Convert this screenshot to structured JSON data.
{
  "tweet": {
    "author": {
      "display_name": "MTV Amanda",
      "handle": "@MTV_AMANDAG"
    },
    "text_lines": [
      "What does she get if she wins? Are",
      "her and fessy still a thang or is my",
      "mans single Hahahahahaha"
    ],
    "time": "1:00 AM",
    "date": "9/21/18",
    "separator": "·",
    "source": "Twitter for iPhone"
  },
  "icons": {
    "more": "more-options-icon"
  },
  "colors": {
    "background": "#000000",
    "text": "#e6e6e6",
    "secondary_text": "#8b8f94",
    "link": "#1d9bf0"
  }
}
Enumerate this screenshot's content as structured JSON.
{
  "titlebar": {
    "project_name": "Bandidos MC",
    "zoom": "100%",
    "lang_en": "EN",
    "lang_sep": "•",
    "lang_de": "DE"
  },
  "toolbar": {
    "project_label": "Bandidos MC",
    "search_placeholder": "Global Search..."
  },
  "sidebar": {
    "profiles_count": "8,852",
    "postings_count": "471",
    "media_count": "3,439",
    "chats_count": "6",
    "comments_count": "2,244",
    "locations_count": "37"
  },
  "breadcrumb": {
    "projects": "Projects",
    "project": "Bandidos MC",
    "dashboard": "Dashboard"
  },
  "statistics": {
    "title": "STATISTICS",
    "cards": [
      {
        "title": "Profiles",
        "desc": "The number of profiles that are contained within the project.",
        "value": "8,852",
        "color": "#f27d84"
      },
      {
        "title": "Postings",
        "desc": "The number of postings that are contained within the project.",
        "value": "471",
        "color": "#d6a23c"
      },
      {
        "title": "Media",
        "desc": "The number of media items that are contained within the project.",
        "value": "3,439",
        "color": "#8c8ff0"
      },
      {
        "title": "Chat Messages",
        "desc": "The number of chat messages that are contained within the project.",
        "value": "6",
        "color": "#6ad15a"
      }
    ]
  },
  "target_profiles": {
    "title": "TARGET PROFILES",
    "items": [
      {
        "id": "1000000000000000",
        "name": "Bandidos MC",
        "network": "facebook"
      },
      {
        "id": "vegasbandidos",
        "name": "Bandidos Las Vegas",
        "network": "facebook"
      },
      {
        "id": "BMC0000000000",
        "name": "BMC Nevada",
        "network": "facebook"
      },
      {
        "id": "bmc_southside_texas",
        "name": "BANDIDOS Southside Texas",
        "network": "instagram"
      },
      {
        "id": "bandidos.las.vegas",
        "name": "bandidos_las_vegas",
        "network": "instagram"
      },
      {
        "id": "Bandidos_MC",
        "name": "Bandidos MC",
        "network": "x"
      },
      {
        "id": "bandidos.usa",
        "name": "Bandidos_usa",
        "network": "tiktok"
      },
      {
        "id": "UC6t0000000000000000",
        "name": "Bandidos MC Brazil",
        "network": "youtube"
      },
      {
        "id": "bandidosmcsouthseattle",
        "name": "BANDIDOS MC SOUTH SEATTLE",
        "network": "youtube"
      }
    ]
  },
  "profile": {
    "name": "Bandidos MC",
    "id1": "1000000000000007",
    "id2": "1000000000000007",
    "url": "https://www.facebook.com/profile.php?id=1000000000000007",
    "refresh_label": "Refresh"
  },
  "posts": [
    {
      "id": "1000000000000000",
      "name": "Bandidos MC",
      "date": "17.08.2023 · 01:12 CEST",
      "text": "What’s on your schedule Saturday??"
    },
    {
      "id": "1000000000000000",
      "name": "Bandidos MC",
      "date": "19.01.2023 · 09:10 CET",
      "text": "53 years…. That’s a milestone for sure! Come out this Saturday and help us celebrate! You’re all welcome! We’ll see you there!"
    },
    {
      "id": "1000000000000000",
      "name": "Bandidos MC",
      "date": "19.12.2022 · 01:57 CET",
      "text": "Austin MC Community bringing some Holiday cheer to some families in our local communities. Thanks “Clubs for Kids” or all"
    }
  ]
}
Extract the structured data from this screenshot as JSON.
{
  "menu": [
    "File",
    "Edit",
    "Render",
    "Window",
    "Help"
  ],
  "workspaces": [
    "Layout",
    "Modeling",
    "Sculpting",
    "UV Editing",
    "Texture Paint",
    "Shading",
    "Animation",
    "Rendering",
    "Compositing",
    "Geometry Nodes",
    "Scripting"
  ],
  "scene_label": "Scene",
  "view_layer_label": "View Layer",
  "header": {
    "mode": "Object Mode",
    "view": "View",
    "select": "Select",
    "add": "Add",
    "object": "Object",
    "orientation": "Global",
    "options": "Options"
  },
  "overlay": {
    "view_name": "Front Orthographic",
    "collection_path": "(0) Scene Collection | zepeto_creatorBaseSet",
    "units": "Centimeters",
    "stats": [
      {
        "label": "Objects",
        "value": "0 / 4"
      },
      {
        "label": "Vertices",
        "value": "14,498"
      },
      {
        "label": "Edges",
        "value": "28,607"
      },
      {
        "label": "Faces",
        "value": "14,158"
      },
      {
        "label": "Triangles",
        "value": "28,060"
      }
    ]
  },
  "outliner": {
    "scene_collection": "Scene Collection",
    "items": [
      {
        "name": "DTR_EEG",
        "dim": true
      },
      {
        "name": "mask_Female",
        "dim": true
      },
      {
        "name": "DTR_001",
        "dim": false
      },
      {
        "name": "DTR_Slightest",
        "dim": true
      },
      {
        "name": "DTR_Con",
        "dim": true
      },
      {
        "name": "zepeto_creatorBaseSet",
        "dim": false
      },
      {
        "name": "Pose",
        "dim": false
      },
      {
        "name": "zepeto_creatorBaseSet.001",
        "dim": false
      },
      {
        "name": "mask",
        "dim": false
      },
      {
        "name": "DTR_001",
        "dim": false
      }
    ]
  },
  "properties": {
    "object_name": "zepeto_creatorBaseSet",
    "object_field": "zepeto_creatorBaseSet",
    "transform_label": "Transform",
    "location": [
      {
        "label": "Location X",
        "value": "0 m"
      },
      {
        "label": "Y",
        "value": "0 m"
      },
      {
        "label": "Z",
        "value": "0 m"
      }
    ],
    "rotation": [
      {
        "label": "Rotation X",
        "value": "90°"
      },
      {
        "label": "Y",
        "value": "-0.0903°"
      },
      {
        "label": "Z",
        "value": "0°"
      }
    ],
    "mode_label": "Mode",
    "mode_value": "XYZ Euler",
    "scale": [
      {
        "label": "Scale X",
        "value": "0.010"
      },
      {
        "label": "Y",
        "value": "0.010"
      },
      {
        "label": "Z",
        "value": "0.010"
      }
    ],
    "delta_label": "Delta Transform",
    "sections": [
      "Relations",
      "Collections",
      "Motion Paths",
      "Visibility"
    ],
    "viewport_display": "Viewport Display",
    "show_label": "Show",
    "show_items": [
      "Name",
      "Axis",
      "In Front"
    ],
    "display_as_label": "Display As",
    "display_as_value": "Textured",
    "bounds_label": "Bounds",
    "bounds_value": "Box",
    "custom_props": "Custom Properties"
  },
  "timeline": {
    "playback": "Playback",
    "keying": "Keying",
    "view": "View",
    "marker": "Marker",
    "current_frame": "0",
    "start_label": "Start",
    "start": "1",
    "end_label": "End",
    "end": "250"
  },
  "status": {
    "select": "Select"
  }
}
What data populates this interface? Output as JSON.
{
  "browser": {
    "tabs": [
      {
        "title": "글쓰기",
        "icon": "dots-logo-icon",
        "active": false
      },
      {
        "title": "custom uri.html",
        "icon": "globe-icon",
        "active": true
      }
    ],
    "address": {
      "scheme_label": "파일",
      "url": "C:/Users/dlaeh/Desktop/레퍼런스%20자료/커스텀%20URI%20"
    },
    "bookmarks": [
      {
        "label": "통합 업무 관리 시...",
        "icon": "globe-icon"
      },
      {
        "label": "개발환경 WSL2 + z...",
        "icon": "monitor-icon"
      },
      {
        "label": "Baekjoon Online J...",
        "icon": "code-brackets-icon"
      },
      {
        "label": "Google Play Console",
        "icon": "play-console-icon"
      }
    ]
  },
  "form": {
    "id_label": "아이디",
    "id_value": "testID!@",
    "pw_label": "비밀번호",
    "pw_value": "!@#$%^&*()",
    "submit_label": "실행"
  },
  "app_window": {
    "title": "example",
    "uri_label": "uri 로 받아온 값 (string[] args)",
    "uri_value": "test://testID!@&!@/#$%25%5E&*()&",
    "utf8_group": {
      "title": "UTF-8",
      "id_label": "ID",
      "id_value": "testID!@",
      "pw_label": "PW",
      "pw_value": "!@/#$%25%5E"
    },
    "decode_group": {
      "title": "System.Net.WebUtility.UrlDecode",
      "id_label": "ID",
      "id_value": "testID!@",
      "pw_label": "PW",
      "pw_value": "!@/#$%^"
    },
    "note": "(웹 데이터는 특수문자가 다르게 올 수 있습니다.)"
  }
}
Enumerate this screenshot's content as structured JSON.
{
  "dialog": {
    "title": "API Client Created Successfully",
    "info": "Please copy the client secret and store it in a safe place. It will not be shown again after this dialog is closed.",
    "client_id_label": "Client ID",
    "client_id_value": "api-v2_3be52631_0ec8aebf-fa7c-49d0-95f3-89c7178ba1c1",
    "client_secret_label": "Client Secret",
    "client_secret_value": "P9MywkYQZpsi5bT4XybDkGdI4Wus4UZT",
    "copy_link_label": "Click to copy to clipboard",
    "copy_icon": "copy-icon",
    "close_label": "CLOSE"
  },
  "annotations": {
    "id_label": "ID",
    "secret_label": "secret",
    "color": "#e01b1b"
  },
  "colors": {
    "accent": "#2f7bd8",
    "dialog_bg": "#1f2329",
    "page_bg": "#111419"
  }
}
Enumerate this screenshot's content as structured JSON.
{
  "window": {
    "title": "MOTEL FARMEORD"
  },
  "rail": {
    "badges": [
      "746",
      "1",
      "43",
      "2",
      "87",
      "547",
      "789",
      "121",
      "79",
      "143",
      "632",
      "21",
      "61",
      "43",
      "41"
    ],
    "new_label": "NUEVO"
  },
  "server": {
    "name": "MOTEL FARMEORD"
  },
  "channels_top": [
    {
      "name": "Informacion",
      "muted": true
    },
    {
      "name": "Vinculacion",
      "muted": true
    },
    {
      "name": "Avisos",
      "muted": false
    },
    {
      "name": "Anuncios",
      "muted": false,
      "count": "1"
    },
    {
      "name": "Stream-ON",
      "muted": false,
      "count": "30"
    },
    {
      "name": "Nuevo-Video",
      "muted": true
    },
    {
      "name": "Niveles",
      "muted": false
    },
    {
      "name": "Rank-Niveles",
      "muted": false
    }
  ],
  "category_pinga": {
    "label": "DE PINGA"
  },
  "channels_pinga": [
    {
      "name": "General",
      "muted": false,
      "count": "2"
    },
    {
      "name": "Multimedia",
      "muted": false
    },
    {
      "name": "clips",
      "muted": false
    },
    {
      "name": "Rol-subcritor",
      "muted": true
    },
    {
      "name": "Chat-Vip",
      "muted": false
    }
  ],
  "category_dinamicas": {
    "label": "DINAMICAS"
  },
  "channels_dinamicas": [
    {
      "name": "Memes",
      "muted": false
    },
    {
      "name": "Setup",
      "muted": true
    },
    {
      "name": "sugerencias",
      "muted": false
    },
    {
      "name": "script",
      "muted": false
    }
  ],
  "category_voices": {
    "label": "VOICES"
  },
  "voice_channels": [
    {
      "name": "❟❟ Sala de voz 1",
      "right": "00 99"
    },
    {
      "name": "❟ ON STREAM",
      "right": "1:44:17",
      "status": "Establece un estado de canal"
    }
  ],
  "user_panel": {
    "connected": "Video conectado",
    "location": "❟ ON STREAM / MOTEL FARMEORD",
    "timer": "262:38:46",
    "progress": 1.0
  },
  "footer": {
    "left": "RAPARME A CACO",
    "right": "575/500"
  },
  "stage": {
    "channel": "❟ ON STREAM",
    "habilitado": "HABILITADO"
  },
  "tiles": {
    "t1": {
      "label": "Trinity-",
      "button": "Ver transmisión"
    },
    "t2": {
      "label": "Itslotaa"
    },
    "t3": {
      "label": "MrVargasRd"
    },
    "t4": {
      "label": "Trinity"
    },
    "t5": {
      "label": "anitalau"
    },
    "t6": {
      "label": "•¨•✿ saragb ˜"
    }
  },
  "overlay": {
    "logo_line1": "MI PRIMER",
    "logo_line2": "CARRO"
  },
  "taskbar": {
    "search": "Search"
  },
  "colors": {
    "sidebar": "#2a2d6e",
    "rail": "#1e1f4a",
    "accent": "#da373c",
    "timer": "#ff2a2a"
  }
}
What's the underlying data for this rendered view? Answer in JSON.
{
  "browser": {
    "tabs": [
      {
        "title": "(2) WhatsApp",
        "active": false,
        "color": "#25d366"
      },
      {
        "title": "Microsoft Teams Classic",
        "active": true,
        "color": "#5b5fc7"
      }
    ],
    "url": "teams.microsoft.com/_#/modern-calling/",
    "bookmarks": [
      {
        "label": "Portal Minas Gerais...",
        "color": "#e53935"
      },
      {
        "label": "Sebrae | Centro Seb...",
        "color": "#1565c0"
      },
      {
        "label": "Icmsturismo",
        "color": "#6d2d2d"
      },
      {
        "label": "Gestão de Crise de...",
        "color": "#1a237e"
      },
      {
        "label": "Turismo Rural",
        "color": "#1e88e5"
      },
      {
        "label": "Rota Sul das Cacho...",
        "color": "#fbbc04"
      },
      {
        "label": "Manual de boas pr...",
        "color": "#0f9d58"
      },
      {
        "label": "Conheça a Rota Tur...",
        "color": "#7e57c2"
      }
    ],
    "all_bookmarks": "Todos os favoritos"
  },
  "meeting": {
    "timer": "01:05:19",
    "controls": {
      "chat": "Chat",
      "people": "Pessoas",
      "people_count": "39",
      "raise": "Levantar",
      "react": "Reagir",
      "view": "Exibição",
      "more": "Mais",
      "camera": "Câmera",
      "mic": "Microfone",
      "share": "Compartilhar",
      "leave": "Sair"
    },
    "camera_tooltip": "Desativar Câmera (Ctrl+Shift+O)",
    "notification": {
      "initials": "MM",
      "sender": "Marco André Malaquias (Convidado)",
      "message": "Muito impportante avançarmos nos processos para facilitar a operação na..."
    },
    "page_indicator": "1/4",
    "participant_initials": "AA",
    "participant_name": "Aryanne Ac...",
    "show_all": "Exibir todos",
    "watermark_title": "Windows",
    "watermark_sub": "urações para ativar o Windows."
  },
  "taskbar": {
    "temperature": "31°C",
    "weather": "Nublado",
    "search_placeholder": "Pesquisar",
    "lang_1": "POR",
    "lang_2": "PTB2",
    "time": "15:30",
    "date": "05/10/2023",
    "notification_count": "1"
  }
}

Brief: Reply with nothing but a number: how many lines of the entries above contain the string "right"?

Task result: 3